Saved data entries
________________

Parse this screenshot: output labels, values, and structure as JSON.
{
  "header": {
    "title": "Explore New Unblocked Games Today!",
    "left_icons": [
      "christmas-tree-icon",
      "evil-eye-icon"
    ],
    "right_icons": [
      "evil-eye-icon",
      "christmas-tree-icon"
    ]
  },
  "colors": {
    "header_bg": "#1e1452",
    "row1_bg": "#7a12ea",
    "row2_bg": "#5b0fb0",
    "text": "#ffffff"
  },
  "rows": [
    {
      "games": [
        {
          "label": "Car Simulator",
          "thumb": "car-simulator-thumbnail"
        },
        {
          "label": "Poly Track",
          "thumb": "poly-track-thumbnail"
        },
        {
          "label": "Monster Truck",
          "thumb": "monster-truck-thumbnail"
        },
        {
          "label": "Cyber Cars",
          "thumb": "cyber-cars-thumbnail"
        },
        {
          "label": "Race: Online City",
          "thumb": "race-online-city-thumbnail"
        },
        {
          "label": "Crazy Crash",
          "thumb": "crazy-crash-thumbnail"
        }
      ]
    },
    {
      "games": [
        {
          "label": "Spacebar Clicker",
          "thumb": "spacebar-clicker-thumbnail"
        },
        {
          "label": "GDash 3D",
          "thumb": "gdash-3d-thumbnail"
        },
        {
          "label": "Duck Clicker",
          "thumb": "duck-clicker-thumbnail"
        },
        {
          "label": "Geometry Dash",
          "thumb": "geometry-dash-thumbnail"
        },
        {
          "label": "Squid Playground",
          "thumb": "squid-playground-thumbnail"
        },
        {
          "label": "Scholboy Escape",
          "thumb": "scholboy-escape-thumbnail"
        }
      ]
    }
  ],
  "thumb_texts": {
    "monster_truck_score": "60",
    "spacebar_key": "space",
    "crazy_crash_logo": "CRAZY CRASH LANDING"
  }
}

________________

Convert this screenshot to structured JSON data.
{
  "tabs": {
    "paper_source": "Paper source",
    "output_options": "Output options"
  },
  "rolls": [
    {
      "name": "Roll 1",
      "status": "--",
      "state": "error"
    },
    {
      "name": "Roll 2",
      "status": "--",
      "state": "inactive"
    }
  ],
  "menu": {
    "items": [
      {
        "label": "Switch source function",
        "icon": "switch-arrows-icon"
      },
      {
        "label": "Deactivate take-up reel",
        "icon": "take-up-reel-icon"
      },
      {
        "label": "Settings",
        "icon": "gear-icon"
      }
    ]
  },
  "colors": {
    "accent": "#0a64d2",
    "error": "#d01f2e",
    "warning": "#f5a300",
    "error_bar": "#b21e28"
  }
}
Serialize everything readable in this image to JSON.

________________

Task details
Look back at the entries above and repeat, unchanged, every line from the line holding "Convert this screenshot" through the line holding "Serialize everything readable".

Solution for this problem
Convert this screenshot to structured JSON data.
{
  "tabs": {
    "paper_source": "Paper source",
    "output_options": "Output options"
  },
  "rolls": [
    {
      "name": "Roll 1",
      "status": "--",
      "state": "error"
    },
    {
      "name": "Roll 2",
      "status": "--",
      "state": "inactive"
    }
  ],
  "menu": {
    "items": [
      {
        "label": "Switch source function",
        "icon": "switch-arrows-icon"
      },
      {
        "label": "Deactivate take-up reel",
        "icon": "take-up-reel-icon"
      },
      {
        "label": "Settings",
        "icon": "gear-icon"
      }
    ]
  },
  "colors": {
    "accent": "#0a64d2",
    "error": "#d01f2e",
    "warning": "#f5a300",
    "error_bar": "#b21e28"
  }
}
Serialize everything readable in this image to JSON.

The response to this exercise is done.